>>>>

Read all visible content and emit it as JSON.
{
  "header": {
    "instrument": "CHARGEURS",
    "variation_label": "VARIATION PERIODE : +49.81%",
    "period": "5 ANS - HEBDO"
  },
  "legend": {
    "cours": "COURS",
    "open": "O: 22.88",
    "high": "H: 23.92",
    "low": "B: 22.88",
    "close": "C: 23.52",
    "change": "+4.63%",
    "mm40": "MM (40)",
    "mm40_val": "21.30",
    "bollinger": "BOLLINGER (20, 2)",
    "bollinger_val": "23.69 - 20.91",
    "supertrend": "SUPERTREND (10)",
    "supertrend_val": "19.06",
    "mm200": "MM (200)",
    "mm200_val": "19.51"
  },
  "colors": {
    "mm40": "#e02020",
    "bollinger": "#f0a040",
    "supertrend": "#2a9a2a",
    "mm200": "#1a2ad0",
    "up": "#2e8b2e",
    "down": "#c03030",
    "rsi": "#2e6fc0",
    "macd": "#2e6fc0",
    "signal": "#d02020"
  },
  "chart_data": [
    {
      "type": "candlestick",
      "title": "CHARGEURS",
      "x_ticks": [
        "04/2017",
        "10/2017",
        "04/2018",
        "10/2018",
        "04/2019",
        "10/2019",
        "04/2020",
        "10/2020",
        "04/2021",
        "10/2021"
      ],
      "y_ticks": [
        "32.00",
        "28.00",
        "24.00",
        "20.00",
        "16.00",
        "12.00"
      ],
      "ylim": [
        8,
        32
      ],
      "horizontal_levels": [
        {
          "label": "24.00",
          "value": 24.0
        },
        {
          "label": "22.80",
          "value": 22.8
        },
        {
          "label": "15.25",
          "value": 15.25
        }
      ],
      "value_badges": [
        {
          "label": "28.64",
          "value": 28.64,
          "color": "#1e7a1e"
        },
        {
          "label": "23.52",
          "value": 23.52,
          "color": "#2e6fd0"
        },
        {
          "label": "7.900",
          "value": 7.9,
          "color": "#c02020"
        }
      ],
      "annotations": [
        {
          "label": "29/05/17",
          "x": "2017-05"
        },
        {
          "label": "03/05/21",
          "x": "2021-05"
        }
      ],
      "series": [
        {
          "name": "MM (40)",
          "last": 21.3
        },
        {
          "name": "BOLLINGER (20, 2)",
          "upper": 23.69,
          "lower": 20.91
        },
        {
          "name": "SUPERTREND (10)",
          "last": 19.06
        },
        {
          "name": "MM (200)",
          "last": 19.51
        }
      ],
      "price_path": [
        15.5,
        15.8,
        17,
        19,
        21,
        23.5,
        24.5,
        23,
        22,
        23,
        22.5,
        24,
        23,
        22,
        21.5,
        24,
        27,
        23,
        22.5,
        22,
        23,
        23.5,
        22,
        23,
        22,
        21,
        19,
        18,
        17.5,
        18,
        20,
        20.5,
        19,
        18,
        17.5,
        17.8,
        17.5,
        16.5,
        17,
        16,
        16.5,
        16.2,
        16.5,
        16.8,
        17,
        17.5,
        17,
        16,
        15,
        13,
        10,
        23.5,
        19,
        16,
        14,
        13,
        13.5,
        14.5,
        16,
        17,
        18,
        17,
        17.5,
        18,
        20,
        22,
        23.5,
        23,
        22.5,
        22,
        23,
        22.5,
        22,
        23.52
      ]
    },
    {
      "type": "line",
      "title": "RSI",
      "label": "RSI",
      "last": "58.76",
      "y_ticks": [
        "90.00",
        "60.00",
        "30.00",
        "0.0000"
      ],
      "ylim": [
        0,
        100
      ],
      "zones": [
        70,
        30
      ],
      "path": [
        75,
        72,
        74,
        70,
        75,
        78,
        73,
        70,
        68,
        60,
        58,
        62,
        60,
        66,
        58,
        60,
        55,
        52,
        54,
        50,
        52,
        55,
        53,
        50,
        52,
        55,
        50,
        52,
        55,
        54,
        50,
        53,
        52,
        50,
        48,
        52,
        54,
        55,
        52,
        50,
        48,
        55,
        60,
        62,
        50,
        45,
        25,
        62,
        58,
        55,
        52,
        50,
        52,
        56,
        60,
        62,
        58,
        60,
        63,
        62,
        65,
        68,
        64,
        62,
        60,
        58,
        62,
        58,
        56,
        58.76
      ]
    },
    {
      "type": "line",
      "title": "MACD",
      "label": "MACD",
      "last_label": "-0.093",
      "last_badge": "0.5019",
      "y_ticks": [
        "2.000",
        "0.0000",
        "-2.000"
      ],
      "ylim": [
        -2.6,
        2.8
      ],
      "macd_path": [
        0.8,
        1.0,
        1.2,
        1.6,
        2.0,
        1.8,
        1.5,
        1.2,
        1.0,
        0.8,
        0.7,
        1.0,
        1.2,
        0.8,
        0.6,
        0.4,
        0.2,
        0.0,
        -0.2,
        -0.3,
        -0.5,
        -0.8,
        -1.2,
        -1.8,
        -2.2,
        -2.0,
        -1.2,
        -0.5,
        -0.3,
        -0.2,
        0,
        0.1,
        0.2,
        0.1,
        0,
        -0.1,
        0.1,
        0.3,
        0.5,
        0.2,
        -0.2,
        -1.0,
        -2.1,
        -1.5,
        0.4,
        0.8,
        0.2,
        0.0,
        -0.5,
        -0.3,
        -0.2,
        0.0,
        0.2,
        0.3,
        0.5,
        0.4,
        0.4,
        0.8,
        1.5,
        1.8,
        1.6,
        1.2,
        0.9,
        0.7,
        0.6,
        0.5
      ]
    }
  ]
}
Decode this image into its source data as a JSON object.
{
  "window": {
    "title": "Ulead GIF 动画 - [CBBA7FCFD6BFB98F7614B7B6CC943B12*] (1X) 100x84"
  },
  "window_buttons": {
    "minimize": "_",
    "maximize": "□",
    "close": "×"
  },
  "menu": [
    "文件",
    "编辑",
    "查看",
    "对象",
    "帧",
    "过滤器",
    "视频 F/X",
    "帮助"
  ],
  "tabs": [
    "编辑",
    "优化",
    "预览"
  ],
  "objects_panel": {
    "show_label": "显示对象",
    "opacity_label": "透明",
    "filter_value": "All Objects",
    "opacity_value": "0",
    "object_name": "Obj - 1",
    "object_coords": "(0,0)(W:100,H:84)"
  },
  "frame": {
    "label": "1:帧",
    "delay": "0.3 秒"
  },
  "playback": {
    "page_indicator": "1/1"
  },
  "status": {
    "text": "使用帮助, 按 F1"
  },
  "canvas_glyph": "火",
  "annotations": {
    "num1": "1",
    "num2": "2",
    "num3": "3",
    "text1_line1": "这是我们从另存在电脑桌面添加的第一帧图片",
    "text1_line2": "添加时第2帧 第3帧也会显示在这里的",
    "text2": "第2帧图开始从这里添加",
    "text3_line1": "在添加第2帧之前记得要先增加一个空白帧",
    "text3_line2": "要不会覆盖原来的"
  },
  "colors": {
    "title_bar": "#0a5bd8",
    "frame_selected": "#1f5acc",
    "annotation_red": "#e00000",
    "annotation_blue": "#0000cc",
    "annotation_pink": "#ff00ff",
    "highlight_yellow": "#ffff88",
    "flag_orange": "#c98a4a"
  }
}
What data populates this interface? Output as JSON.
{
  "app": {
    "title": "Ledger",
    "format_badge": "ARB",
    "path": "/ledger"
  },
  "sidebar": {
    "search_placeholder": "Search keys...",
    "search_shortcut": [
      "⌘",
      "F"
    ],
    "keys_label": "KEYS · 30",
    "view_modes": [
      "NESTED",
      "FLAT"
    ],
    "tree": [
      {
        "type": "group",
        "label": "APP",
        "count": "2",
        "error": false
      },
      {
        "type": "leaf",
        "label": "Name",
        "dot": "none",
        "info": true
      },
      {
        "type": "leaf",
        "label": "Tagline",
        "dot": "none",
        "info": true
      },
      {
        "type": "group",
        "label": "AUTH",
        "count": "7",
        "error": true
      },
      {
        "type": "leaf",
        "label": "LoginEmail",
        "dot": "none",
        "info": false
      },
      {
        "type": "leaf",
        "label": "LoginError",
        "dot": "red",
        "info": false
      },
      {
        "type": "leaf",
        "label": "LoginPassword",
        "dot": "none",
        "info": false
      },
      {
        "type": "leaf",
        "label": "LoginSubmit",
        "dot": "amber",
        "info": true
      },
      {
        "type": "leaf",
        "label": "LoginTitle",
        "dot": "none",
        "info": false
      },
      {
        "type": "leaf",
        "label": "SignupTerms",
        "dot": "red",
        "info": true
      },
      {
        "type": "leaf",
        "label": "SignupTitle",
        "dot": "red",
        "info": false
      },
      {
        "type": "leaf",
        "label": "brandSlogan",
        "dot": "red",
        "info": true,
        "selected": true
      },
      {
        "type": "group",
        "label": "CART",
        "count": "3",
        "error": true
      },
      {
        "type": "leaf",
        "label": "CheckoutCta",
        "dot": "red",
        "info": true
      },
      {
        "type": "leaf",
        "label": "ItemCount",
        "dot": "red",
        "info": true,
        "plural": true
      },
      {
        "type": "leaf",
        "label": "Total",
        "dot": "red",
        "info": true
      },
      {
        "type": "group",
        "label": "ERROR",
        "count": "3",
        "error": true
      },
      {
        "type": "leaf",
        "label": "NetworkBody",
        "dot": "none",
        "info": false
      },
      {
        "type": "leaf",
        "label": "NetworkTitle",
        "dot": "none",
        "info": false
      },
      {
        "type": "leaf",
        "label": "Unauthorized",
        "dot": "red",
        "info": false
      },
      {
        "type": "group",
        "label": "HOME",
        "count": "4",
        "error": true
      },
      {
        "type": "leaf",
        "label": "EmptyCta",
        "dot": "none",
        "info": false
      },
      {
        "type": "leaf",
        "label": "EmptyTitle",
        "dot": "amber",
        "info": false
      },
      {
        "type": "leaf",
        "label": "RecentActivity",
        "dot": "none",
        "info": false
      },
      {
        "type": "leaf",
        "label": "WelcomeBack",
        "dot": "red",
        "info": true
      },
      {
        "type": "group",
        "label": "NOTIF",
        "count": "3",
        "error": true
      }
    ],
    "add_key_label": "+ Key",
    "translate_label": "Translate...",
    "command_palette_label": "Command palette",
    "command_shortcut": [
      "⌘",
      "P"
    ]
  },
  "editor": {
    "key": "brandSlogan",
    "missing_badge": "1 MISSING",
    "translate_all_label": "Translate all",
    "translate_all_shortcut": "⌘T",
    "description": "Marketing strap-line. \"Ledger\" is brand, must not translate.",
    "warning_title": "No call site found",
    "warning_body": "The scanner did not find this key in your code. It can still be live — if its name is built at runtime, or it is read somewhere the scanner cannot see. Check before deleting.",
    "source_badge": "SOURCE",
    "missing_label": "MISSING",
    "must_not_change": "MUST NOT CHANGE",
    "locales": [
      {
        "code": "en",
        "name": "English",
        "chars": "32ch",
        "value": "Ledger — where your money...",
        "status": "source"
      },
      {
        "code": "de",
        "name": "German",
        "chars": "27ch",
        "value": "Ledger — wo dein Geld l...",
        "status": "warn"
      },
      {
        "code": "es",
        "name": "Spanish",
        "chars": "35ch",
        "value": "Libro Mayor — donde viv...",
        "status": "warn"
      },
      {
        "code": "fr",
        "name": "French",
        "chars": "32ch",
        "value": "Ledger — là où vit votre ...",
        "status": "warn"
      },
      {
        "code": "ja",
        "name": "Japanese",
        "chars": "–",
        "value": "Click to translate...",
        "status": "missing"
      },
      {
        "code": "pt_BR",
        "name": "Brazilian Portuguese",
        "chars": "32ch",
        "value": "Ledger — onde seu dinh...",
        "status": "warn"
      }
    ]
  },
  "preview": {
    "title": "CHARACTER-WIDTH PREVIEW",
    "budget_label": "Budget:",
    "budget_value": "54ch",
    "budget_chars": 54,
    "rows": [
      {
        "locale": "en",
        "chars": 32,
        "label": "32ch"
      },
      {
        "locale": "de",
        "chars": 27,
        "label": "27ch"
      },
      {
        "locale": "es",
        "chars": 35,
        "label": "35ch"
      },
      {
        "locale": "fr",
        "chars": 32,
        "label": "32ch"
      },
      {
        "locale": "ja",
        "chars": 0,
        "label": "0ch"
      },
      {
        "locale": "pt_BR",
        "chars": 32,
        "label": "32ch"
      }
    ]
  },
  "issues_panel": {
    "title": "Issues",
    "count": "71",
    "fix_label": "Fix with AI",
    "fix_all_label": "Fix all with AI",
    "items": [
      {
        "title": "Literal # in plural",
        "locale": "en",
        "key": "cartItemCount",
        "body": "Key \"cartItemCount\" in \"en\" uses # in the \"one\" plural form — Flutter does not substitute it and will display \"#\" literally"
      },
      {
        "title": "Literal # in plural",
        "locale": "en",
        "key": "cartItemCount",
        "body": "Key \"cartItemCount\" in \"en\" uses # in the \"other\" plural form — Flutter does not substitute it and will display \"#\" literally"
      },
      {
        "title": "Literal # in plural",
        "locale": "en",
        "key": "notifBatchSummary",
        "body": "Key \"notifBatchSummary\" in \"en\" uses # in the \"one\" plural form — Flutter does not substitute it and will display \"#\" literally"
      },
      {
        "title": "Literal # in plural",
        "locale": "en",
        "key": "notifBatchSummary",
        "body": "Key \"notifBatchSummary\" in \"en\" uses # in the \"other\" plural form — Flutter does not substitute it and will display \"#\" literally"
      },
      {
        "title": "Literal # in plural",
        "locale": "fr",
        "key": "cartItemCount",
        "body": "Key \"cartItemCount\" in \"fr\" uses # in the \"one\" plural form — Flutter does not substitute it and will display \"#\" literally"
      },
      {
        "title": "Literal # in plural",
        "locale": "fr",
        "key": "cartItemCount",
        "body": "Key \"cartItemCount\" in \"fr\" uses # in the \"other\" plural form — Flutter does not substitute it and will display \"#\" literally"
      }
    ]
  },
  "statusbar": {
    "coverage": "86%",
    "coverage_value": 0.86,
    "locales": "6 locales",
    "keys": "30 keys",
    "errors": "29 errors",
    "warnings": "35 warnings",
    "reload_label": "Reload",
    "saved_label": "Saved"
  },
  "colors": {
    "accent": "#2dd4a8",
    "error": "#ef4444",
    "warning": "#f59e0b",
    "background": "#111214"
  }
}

<<<<

WORK TO BE COMPLETED:
Copy out every line from the records that has the word "your".

ANSWER:
    "warning_body": "The scanner did not find this key in your code. It can still be live — if its name is built at runtime, or it is read somewhere the scanner cannot see. Check before deleting.",
        "value": "Ledger — where your money...",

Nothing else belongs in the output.